___ Supplied information
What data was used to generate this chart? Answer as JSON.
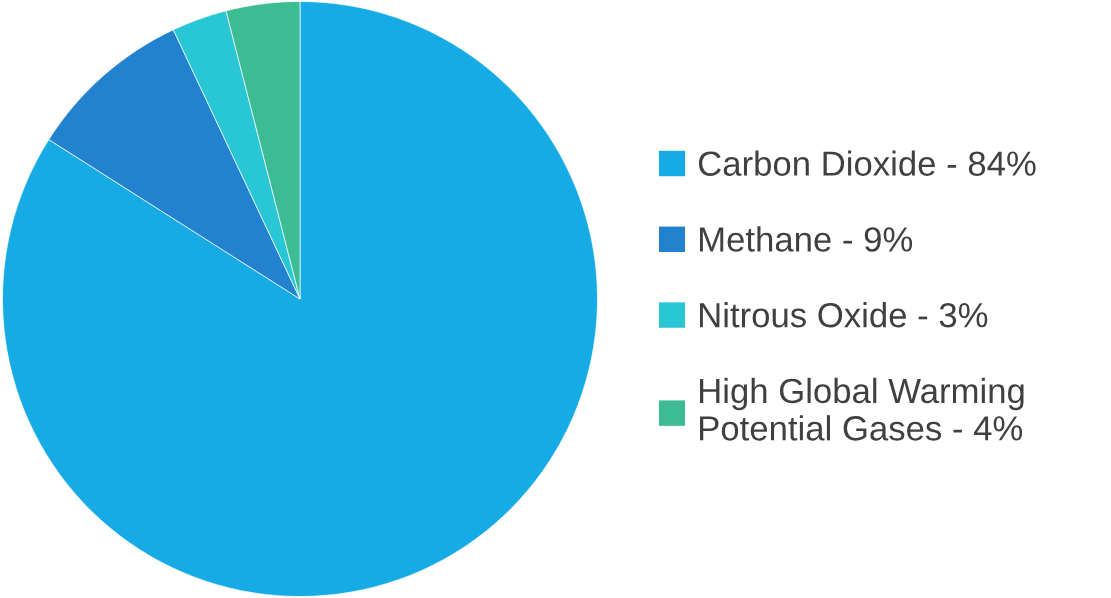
{
  "chart_data": {
    "type": "pie",
    "categories": [
      "Carbon Dioxide - 84%",
      "Methane - 9%",
      "Nitrous Oxide - 3%",
      "High Global Warming\nPotential Gases - 4%"
    ],
    "values": [
      84,
      9,
      3,
      4
    ],
    "colors": [
      "#17abe6",
      "#2382cf",
      "#29c6d6",
      "#3dbb92"
    ],
    "legend": "right"
  }
}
______
*What to do*:
Copy out the records above in full, exactly as written, but not the pictures.

*Completed exercise*:
What data was used to generate this chart? Answer as JSON.
{
  "chart_data": {
    "type": "pie",
    "categories": [
      "Carbon Dioxide - 84%",
      "Methane - 9%",
      "Nitrous Oxide - 3%",
      "High Global Warming\nPotential Gases - 4%"
    ],
    "values": [
      84,
      9,
      3,
      4
    ],
    "colors": [
      "#17abe6",
      "#2382cf",
      "#29c6d6",
      "#3dbb92"
    ],
    "legend": "right"
  }
}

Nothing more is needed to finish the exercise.